## Work instructions:
Filter the entries and keep only the lines where the string "的方向相反" appears.

## Material provided:
▼

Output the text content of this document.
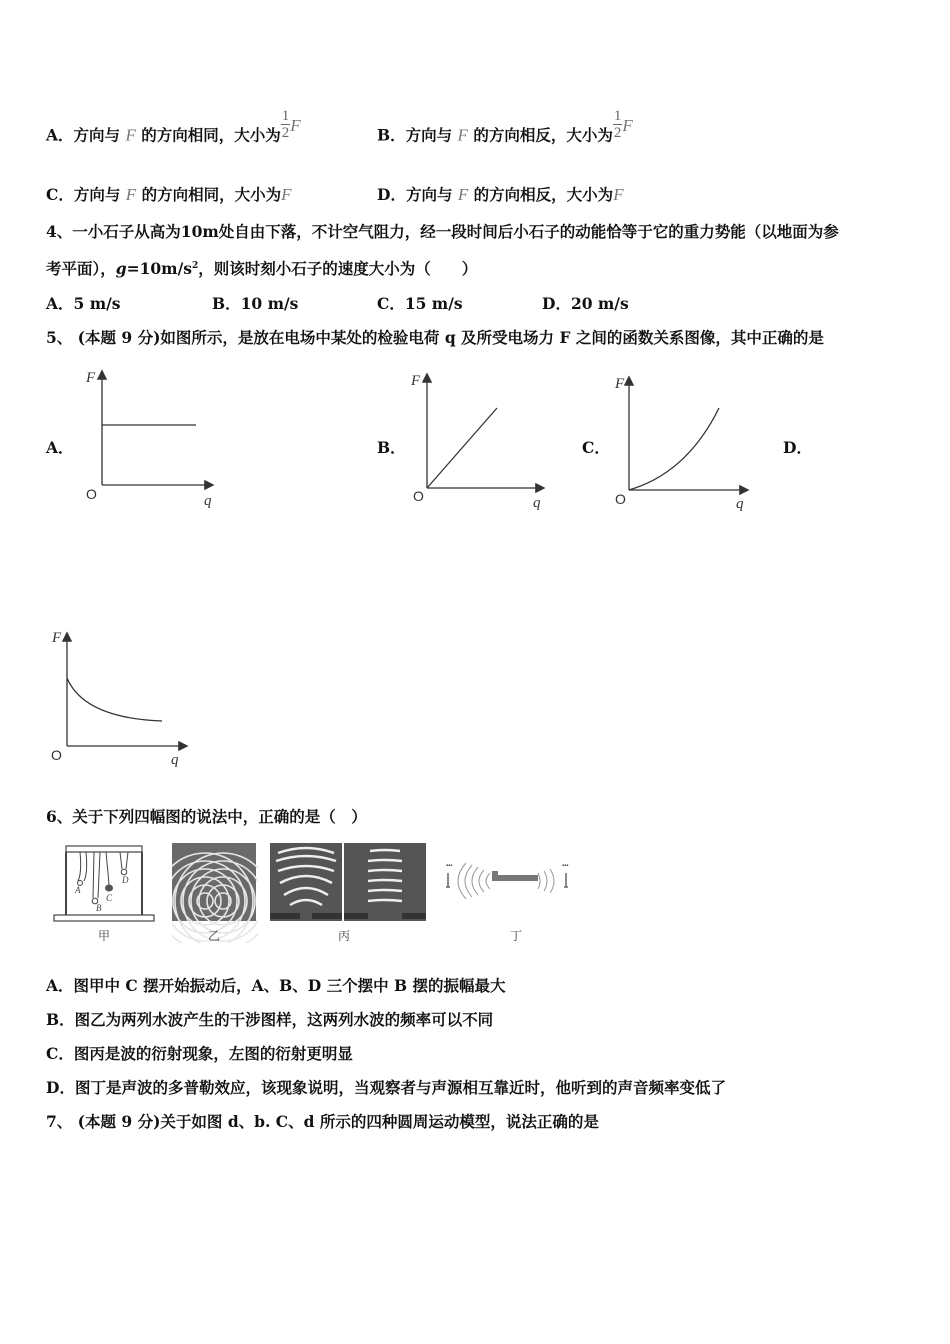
A．方向与 F 的方向相同，大小为 $\frac{1}{2}$ F
B．方向与 F 的方向相反，大小为 $\frac{1}{2}$ F
C．方向与 F 的方向相同，大小为F	D．方向与 F 的方向相反，大小为F
4、一小石子从高为10m处自由下落，不计空气阻力，经一段时间后小石子的动能恰等于它的重力势能（以地面为参
考平面），$g=10m/s^2$，则该时刻小石子的速度大小为（　　）
A．5 m/s	B．10 m/s	C．15 m/s	D．20 m/s
5、 (本题 9 分)如图所示，是放在电场中某处的检验电荷 q 及所受电场力 F 之间的函数关系图像，其中正确的是
A．	B．	C．	D．
F
q
O
F
q
O
F
q
O
F
q
O
6、关于下列四幅图的说法中，正确的是（　）
A
B
C
D
甲	乙	丙
▪▪▪	▪▪▪
丁
A．图甲中 C 摆开始振动后，A、B、D 三个摆中 B 摆的振幅最大
B．图乙为两列水波产生的干涉图样，这两列水波的频率可以不同
C．图丙是波的衍射现象，左图的衍射更明显
D．图丁是声波的多普勒效应，该现象说明，当观察者与声源相互靠近时，他听到的声音频率变低了
7、 (本题 9 分)关于如图 d、b. C、d 所示的四种圆周运动模型，说法正确的是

▲

## Problem solution:
B．方向与 F 的方向相反，大小为 $\frac{1}{2}$ F
C．方向与 F 的方向相同，大小为F	D．方向与 F 的方向相反，大小为F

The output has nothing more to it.